■ SHORT PROBLEM:
Write the entries below out again exactly; any picture in them stays out.

>>>>

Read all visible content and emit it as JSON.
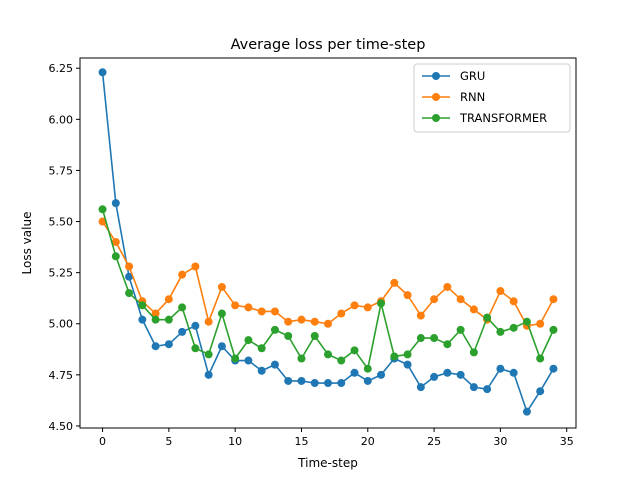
{
  "chart_data": {
    "type": "line",
    "title": "Average loss per time-step",
    "xlabel": "Time-step",
    "ylabel": "Loss value",
    "xlim": [
      -1.7,
      35.7
    ],
    "ylim": [
      4.49,
      6.3
    ],
    "xticks": [
      0,
      5,
      10,
      15,
      20,
      25,
      30,
      35
    ],
    "xtick_labels": [
      "0",
      "5",
      "10",
      "15",
      "20",
      "25",
      "30",
      "35"
    ],
    "yticks": [
      4.5,
      4.75,
      5.0,
      5.25,
      5.5,
      5.75,
      6.0,
      6.25
    ],
    "ytick_labels": [
      "4.50",
      "4.75",
      "5.00",
      "5.25",
      "5.50",
      "5.75",
      "6.00",
      "6.25"
    ],
    "grid": false,
    "legend_position": "top-right",
    "x": [
      0,
      1,
      2,
      3,
      4,
      5,
      6,
      7,
      8,
      9,
      10,
      11,
      12,
      13,
      14,
      15,
      16,
      17,
      18,
      19,
      20,
      21,
      22,
      23,
      24,
      25,
      26,
      27,
      28,
      29,
      30,
      31,
      32,
      33,
      34
    ],
    "series": [
      {
        "name": "GRU",
        "color": "#1f77b4",
        "values": [
          6.23,
          5.59,
          5.23,
          5.02,
          4.89,
          4.9,
          4.96,
          4.99,
          4.75,
          4.89,
          4.82,
          4.82,
          4.77,
          4.8,
          4.72,
          4.72,
          4.71,
          4.71,
          4.71,
          4.76,
          4.72,
          4.75,
          4.83,
          4.8,
          4.69,
          4.74,
          4.76,
          4.75,
          4.69,
          4.68,
          4.78,
          4.76,
          4.57,
          4.67,
          4.78
        ]
      },
      {
        "name": "RNN",
        "color": "#ff7f0e",
        "values": [
          5.5,
          5.4,
          5.28,
          5.11,
          5.05,
          5.12,
          5.24,
          5.28,
          5.01,
          5.18,
          5.09,
          5.08,
          5.06,
          5.06,
          5.01,
          5.02,
          5.01,
          5.0,
          5.05,
          5.09,
          5.08,
          5.11,
          5.2,
          5.14,
          5.04,
          5.12,
          5.18,
          5.12,
          5.07,
          5.02,
          5.16,
          5.11,
          4.99,
          5.0,
          5.12
        ]
      },
      {
        "name": "TRANSFORMER",
        "color": "#2ca02c",
        "values": [
          5.56,
          5.33,
          5.15,
          5.09,
          5.02,
          5.02,
          5.08,
          4.88,
          4.85,
          5.05,
          4.83,
          4.92,
          4.88,
          4.97,
          4.94,
          4.83,
          4.94,
          4.85,
          4.82,
          4.87,
          4.78,
          5.1,
          4.84,
          4.85,
          4.93,
          4.93,
          4.9,
          4.97,
          4.86,
          5.03,
          4.96,
          4.98,
          5.01,
          4.83,
          4.97
        ]
      }
    ]
  }
}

<<<<

■ ANSWER IN FULL:
Read all visible content and emit it as JSON.
{
  "chart_data": {
    "type": "line",
    "title": "Average loss per time-step",
    "xlabel": "Time-step",
    "ylabel": "Loss value",
    "xlim": [
      -1.7,
      35.7
    ],
    "ylim": [
      4.49,
      6.3
    ],
    "xticks": [
      0,
      5,
      10,
      15,
      20,
      25,
      30,
      35
    ],
    "xtick_labels": [
      "0",
      "5",
      "10",
      "15",
      "20",
      "25",
      "30",
      "35"
    ],
    "yticks": [
      4.5,
      4.75,
      5.0,
      5.25,
      5.5,
      5.75,
      6.0,
      6.25
    ],
    "ytick_labels": [
      "4.50",
      "4.75",
      "5.00",
      "5.25",
      "5.50",
      "5.75",
      "6.00",
      "6.25"
    ],
    "grid": false,
    "legend_position": "top-right",
    "x": [
      0,
      1,
      2,
      3,
      4,
      5,
      6,
      7,
      8,
      9,
      10,
      11,
      12,
      13,
      14,
      15,
      16,
      17,
      18,
      19,
      20,
      21,
      22,
      23,
      24,
      25,
      26,
      27,
      28,
      29,
      30,
      31,
      32,
      33,
      34
    ],
    "series": [
      {
        "name": "GRU",
        "color": "#1f77b4",
        "values": [
          6.23,
          5.59,
          5.23,
          5.02,
          4.89,
          4.9,
          4.96,
          4.99,
          4.75,
          4.89,
          4.82,
          4.82,
          4.77,
          4.8,
          4.72,
          4.72,
          4.71,
          4.71,
          4.71,
          4.76,
          4.72,
          4.75,
          4.83,
          4.8,
          4.69,
          4.74,
          4.76,
          4.75,
          4.69,
          4.68,
          4.78,
          4.76,
          4.57,
          4.67,
          4.78
        ]
      },
      {
        "name": "RNN",
        "color": "#ff7f0e",
        "values": [
          5.5,
          5.4,
          5.28,
          5.11,
          5.05,
          5.12,
          5.24,
          5.28,
          5.01,
          5.18,
          5.09,
          5.08,
          5.06,
          5.06,
          5.01,
          5.02,
          5.01,
          5.0,
          5.05,
          5.09,
          5.08,
          5.11,
          5.2,
          5.14,
          5.04,
          5.12,
          5.18,
          5.12,
          5.07,
          5.02,
          5.16,
          5.11,
          4.99,
          5.0,
          5.12
        ]
      },
      {
        "name": "TRANSFORMER",
        "color": "#2ca02c",
        "values": [
          5.56,
          5.33,
          5.15,
          5.09,
          5.02,
          5.02,
          5.08,
          4.88,
          4.85,
          5.05,
          4.83,
          4.92,
          4.88,
          4.97,
          4.94,
          4.83,
          4.94,
          4.85,
          4.82,
          4.87,
          4.78,
          5.1,
          4.84,
          4.85,
          4.93,
          4.93,
          4.9,
          4.97,
          4.86,
          5.03,
          4.96,
          4.98,
          5.01,
          4.83,
          4.97
        ]
      }
    ]
  }
}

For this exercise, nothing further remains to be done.